- **STATED GOAL**:
What follows is a listing to be transcribed exactly.

>>>

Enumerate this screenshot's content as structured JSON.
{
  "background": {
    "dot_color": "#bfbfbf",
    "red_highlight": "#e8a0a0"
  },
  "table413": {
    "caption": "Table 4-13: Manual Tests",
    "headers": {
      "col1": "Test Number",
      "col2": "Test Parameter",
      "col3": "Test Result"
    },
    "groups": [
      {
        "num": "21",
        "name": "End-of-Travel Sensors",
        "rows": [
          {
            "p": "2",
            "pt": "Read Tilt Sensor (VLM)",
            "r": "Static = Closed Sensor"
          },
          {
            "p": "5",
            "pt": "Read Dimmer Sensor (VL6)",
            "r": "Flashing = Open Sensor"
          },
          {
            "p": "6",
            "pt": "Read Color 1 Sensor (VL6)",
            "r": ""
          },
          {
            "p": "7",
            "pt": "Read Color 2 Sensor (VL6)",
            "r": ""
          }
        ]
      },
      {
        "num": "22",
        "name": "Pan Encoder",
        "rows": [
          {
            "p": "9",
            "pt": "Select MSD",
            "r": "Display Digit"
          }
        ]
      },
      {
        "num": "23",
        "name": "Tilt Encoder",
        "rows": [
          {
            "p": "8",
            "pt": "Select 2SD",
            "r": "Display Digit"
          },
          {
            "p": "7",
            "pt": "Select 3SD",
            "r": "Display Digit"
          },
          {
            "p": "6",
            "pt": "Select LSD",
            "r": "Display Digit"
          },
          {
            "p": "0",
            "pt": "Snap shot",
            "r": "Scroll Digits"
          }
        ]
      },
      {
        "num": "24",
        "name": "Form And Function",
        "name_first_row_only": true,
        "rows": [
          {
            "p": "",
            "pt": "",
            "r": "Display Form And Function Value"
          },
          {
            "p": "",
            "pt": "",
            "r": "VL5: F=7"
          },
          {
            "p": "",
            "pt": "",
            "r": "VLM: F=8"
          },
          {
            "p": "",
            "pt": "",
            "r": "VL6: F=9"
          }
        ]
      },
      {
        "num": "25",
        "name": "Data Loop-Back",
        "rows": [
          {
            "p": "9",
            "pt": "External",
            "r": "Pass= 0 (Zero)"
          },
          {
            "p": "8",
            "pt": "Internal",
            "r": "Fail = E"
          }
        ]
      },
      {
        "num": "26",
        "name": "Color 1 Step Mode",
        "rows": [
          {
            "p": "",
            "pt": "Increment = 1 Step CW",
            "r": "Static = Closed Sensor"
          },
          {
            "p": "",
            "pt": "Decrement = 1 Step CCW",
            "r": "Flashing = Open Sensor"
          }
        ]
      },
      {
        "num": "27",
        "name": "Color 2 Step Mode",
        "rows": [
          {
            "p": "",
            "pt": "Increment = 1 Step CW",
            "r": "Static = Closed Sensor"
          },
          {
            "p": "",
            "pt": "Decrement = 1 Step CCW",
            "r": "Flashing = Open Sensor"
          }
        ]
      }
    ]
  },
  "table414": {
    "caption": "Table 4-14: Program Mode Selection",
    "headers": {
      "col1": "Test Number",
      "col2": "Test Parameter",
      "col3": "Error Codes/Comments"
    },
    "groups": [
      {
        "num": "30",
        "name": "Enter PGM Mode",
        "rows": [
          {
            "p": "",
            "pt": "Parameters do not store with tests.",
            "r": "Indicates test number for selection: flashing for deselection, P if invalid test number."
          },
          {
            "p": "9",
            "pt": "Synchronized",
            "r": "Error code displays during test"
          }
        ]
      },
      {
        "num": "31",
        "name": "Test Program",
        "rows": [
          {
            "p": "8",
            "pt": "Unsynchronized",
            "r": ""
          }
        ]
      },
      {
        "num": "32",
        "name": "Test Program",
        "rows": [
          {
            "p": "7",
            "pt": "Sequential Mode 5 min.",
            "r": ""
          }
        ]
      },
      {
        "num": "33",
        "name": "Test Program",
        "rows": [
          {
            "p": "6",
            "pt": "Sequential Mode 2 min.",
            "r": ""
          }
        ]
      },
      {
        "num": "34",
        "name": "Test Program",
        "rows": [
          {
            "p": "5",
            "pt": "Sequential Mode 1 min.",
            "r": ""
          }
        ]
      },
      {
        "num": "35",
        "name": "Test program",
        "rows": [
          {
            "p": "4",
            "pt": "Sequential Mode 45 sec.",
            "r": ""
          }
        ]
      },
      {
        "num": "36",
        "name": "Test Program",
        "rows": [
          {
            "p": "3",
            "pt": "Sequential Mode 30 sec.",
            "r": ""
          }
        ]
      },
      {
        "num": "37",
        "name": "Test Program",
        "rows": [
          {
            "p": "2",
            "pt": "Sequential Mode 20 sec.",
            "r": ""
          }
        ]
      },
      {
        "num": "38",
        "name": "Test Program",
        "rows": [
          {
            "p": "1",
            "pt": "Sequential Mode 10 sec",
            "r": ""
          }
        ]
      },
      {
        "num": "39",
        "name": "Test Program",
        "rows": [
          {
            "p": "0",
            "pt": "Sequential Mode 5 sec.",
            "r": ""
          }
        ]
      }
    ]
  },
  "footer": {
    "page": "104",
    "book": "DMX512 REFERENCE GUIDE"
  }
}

<<<

- **RESULT OF THIS EXERCISE**:
Enumerate this screenshot's content as structured JSON.
{
  "background": {
    "dot_color": "#bfbfbf",
    "red_highlight": "#e8a0a0"
  },
  "table413": {
    "caption": "Table 4-13: Manual Tests",
    "headers": {
      "col1": "Test Number",
      "col2": "Test Parameter",
      "col3": "Test Result"
    },
    "groups": [
      {
        "num": "21",
        "name": "End-of-Travel Sensors",
        "rows": [
          {
            "p": "2",
            "pt": "Read Tilt Sensor (VLM)",
            "r": "Static = Closed Sensor"
          },
          {
            "p": "5",
            "pt": "Read Dimmer Sensor (VL6)",
            "r": "Flashing = Open Sensor"
          },
          {
            "p": "6",
            "pt": "Read Color 1 Sensor (VL6)",
            "r": ""
          },
          {
            "p": "7",
            "pt": "Read Color 2 Sensor (VL6)",
            "r": ""
          }
        ]
      },
      {
        "num": "22",
        "name": "Pan Encoder",
        "rows": [
          {
            "p": "9",
            "pt": "Select MSD",
            "r": "Display Digit"
          }
        ]
      },
      {
        "num": "23",
        "name": "Tilt Encoder",
        "rows": [
          {
            "p": "8",
            "pt": "Select 2SD",
            "r": "Display Digit"
          },
          {
            "p": "7",
            "pt": "Select 3SD",
            "r": "Display Digit"
          },
          {
            "p": "6",
            "pt": "Select LSD",
            "r": "Display Digit"
          },
          {
            "p": "0",
            "pt": "Snap shot",
            "r": "Scroll Digits"
          }
        ]
      },
      {
        "num": "24",
        "name": "Form And Function",
        "name_first_row_only": true,
        "rows": [
          {
            "p": "",
            "pt": "",
            "r": "Display Form And Function Value"
          },
          {
            "p": "",
            "pt": "",
            "r": "VL5: F=7"
          },
          {
            "p": "",
            "pt": "",
            "r": "VLM: F=8"
          },
          {
            "p": "",
            "pt": "",
            "r": "VL6: F=9"
          }
        ]
      },
      {
        "num": "25",
        "name": "Data Loop-Back",
        "rows": [
          {
            "p": "9",
            "pt": "External",
            "r": "Pass= 0 (Zero)"
          },
          {
            "p": "8",
            "pt": "Internal",
            "r": "Fail = E"
          }
        ]
      },
      {
        "num": "26",
        "name": "Color 1 Step Mode",
        "rows": [
          {
            "p": "",
            "pt": "Increment = 1 Step CW",
            "r": "Static = Closed Sensor"
          },
          {
            "p": "",
            "pt": "Decrement = 1 Step CCW",
            "r": "Flashing = Open Sensor"
          }
        ]
      },
      {
        "num": "27",
        "name": "Color 2 Step Mode",
        "rows": [
          {
            "p": "",
            "pt": "Increment = 1 Step CW",
            "r": "Static = Closed Sensor"
          },
          {
            "p": "",
            "pt": "Decrement = 1 Step CCW",
            "r": "Flashing = Open Sensor"
          }
        ]
      }
    ]
  },
  "table414": {
    "caption": "Table 4-14: Program Mode Selection",
    "headers": {
      "col1": "Test Number",
      "col2": "Test Parameter",
      "col3": "Error Codes/Comments"
    },
    "groups": [
      {
        "num": "30",
        "name": "Enter PGM Mode",
        "rows": [
          {
            "p": "",
            "pt": "Parameters do not store with tests.",
            "r": "Indicates test number for selection: flashing for deselection, P if invalid test number."
          },
          {
            "p": "9",
            "pt": "Synchronized",
            "r": "Error code displays during test"
          }
        ]
      },
      {
        "num": "31",
        "name": "Test Program",
        "rows": [
          {
            "p": "8",
            "pt": "Unsynchronized",
            "r": ""
          }
        ]
      },
      {
        "num": "32",
        "name": "Test Program",
        "rows": [
          {
            "p": "7",
            "pt": "Sequential Mode 5 min.",
            "r": ""
          }
        ]
      },
      {
        "num": "33",
        "name": "Test Program",
        "rows": [
          {
            "p": "6",
            "pt": "Sequential Mode 2 min.",
            "r": ""
          }
        ]
      },
      {
        "num": "34",
        "name": "Test Program",
        "rows": [
          {
            "p": "5",
            "pt": "Sequential Mode 1 min.",
            "r": ""
          }
        ]
      },
      {
        "num": "35",
        "name": "Test program",
        "rows": [
          {
            "p": "4",
            "pt": "Sequential Mode 45 sec.",
            "r": ""
          }
        ]
      },
      {
        "num": "36",
        "name": "Test Program",
        "rows": [
          {
            "p": "3",
            "pt": "Sequential Mode 30 sec.",
            "r": ""
          }
        ]
      },
      {
        "num": "37",
        "name": "Test Program",
        "rows": [
          {
            "p": "2",
            "pt": "Sequential Mode 20 sec.",
            "r": ""
          }
        ]
      },
      {
        "num": "38",
        "name": "Test Program",
        "rows": [
          {
            "p": "1",
            "pt": "Sequential Mode 10 sec",
            "r": ""
          }
        ]
      },
      {
        "num": "39",
        "name": "Test Program",
        "rows": [
          {
            "p": "0",
            "pt": "Sequential Mode 5 sec.",
            "r": ""
          }
        ]
      }
    ]
  },
  "footer": {
    "page": "104",
    "book": "DMX512 REFERENCE GUIDE"
  }
}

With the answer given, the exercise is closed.